EXTRAIT À LIRE:
---*---
Voici un petit livre sans trop de prétentions, proposé aux amateurs de rock, dont les “bonus” appelés tantôt ON/OFF, tantôt épilogue, se révèlent des sources d'inspiration particulièrement fécondes pour tout qui souhaite bâtir une collection pratiquement intelligente de disques, voire de livres, de dessins ou de documentation.

Alors que l'opuscule lui-même donne des recettes plutôt rationnelles sur les manières de les ranger, de les sélectionner et de les épousseter, ces quelques simili-bonus donnent la parole aux collectionneurs qui déploient mille ruses et stratagèmes pour rendre leur collection la plus maniable et la plus maîtrisable possibles, tout en restant la moins envahissante et la moins invasive, et la plus vivante possibles.

Ces collectionneurs parlent de leur vécu, de leurs trucs et ficelles, mais aussi de l'amour et de la passion qui les lient à leurs collections.

Parmi eux, le facétieux Robert Crumb délivre les secrets que lui permet son discalcoolisme. Ce saisissant artiste, qui donna une touche hippie fantaisiste à ses dessins, est non seulement un grand producteur de pochettes vinyles – des collectionneurs acharnés s'en arrachent les plus impressionnantes dans des salles de vente –, mais surtout un énorme fan de musique populaire, des grands orchestres de jazz des années 1925-1930 à la musique française des bals musettes. Aux États-Unis, comme en France (il vit actuellement dans le sud de ce pays), il fut vite confronté à des problèmes d'espace, donc de rangement, de sélection et de classement.

Sa manière de procéder est particulièrement éloquente, tout en restant pratiquement triviale.
---*---
DONNÉES FOURNIES:
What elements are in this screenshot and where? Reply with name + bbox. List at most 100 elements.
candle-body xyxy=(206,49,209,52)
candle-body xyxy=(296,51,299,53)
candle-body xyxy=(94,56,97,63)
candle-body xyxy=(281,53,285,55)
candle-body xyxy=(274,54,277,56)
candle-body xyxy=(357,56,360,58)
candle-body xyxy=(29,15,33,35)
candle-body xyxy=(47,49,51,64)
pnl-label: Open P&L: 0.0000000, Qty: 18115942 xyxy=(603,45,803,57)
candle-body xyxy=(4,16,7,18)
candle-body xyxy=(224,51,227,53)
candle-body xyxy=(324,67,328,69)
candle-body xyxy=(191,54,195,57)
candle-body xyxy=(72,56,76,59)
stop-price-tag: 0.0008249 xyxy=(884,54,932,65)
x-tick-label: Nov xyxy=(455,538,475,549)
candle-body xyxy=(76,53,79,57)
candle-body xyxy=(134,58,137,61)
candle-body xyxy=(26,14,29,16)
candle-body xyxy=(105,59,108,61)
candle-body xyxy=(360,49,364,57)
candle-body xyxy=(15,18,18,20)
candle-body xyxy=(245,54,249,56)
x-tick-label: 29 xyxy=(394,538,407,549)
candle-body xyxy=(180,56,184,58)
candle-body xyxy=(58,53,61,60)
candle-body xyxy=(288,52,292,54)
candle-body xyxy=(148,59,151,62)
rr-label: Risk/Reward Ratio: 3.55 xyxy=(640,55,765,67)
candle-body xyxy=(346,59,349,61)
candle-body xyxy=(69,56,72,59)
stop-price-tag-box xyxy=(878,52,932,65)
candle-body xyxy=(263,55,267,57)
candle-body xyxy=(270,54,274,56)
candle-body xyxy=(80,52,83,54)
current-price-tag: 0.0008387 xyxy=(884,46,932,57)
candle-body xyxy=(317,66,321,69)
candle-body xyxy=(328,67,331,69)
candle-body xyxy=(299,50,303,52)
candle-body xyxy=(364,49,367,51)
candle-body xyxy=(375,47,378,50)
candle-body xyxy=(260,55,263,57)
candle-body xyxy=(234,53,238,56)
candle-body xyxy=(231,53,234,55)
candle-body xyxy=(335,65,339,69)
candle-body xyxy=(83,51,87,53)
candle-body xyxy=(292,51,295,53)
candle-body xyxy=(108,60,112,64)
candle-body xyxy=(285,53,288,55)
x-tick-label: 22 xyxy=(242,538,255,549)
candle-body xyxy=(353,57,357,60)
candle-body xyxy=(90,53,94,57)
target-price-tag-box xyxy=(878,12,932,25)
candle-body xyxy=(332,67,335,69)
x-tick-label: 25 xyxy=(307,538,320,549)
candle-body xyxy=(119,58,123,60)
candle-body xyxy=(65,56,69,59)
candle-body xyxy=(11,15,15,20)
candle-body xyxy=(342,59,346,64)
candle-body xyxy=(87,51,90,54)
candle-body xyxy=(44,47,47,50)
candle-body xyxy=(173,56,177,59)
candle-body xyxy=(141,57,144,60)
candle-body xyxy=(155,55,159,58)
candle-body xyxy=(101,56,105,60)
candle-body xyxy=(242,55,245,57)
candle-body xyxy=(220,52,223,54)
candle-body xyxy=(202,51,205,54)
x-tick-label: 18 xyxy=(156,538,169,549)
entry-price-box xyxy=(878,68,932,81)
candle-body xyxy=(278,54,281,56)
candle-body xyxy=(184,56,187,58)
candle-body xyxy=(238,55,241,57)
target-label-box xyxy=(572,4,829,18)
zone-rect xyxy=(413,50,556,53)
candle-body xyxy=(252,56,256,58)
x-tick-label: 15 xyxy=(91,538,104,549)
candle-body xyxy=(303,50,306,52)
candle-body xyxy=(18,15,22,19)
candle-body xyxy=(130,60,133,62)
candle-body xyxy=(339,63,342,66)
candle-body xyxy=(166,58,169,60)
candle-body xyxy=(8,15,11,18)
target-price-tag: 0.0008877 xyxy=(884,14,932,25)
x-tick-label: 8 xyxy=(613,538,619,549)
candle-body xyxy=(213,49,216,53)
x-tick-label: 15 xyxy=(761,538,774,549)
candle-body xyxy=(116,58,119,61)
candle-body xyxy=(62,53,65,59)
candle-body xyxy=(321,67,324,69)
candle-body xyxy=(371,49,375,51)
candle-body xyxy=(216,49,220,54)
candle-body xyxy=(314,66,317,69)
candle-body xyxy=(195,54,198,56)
---*---
Rédigez la suite de l'extrait sur les collectionneurs de disques en reprenant juste après sa dernière phrase. Les entrées constituent un matériau à part, sans lien avec l'extrait.

RÉPONSE RÉDIGÉE:
Quelques “règles” y sont d'application, se résumant en un triple tri rigoureux, allié à un mode d'achat et à un type de rangement super-pratiques.

Rigueur dans le classement, qui, oh bonheur, lui permet de trouver la musique recherchée en moins de trois minutes, c'est-à-dire le temps d'écoute d'un 78 tours. Ce classement cumule l'ordre alphabétique des noms d'artistes avec les thèmes et genres (voire sous-genres) musicaux permettant un tour du monde musical (avec quelques lacunes du côté de l'Australie).

Rigueur dans la sélection, éliminant drastiquement toute œuvre d'opéra, toute musique classique, tout jazz ou tout pop modernes.

Rigueur dans la fidélité aux “meilleurs disques”. C'est à dire : assumer sa subjectivité d'amoureux des musiques populaires en question : il ne s'agit pas seulement de garder – et de se constituer un patrimoine musical – mais d'écouter et d'y prendre toujours plaisir.

Rigueur dans l'acquisition, toujours continue, en salles de vente.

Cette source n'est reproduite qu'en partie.